Go through the entries below and say how many lines hold the word "with". Nothing else is needed.

[Opening SOURCE MATERIAL section]

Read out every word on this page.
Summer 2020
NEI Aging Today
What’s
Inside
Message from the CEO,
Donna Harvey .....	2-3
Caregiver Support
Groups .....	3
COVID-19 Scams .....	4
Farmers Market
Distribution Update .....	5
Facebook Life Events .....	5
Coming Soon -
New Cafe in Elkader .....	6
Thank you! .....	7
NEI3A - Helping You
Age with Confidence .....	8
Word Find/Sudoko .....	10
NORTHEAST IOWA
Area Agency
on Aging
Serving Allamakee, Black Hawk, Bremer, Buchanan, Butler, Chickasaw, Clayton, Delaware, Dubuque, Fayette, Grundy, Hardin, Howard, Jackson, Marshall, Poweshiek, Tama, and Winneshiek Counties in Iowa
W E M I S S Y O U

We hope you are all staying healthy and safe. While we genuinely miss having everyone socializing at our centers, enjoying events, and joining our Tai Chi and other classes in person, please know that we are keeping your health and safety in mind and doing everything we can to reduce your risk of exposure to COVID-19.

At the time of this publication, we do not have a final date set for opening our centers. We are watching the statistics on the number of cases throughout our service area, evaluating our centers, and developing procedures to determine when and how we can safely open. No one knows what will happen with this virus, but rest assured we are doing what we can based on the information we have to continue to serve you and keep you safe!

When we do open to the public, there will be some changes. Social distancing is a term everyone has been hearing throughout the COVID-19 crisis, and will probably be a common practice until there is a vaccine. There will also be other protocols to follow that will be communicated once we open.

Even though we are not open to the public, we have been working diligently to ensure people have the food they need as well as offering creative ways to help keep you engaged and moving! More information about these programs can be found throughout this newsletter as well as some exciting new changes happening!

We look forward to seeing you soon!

[Closing SOURCE MATERIAL section]

WRITTEN ANSWER:
2